_What this task involves:_
Using the listing below, extract each line that has the word "color" in it.

_Task inputs:_
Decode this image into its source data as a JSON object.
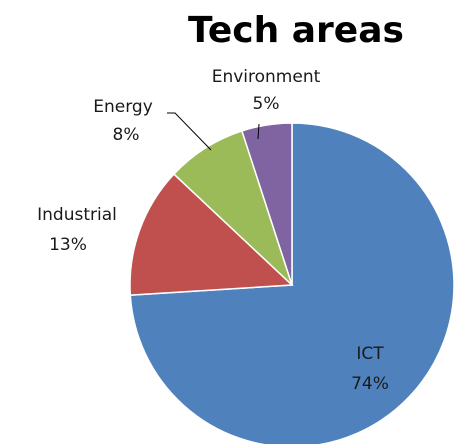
{
  "chart_data": {
    "type": "pie",
    "title": "Tech areas",
    "slices": [
      {
        "name": "ICT",
        "value": 74,
        "label": "74%",
        "color": "#4f81bd"
      },
      {
        "name": "Industrial",
        "value": 13,
        "label": "13%",
        "color": "#c0504d"
      },
      {
        "name": "Energy",
        "value": 8,
        "label": "8%",
        "color": "#9bbb59"
      },
      {
        "name": "Environment",
        "value": 5,
        "label": "5%",
        "color": "#8064a2"
      }
    ],
    "start_angle_deg": 0,
    "direction": "clockwise",
    "legend": "none"
  }
}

_Worked answer:_
        "color": "#4f81bd"
        "color": "#c0504d"
        "color": "#9bbb59"
        "color": "#8064a2"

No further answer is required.